* _OBJECTIVE_: Find each line with the word "page" and copy it.

* _RECORDED INFORMATION_:
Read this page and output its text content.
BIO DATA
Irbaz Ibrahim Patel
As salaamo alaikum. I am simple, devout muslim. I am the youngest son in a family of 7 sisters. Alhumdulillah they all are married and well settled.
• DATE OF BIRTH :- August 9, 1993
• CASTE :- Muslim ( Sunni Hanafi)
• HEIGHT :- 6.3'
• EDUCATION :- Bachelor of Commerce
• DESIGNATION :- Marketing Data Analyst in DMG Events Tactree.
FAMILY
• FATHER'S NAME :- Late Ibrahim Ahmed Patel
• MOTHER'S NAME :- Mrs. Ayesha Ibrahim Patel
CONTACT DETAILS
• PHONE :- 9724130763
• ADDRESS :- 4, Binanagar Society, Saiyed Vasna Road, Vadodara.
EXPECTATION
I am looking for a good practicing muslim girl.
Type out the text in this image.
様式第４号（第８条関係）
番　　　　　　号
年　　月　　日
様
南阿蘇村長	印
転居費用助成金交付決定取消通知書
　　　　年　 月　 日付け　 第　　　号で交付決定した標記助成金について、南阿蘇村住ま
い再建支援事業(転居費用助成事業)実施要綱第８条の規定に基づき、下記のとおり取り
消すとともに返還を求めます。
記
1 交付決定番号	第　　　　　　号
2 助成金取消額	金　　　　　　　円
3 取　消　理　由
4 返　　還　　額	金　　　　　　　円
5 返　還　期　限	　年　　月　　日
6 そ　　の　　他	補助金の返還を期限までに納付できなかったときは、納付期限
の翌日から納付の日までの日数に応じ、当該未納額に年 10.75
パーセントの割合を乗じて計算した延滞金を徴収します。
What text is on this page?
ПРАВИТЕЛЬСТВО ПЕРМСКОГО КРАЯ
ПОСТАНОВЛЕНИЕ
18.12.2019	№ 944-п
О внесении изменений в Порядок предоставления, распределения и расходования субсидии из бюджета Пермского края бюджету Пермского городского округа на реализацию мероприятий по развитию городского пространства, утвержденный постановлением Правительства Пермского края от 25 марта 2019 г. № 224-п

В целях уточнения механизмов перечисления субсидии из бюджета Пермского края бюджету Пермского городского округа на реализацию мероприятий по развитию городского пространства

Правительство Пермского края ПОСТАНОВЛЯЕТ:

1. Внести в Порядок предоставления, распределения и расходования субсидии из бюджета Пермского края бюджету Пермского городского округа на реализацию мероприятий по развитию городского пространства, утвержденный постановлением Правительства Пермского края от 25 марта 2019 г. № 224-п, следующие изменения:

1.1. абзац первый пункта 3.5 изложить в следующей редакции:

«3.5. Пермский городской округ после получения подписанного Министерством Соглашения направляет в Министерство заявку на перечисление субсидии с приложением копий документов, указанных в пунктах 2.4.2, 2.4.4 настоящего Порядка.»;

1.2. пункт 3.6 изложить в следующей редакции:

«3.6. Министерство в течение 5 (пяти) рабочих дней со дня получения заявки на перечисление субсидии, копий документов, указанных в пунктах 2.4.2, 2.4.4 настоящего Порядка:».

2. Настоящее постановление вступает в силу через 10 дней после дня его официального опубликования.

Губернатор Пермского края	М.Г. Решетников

* _EXERCISE OUTPUT_:
Read this page and output its text content.
What text is on this page?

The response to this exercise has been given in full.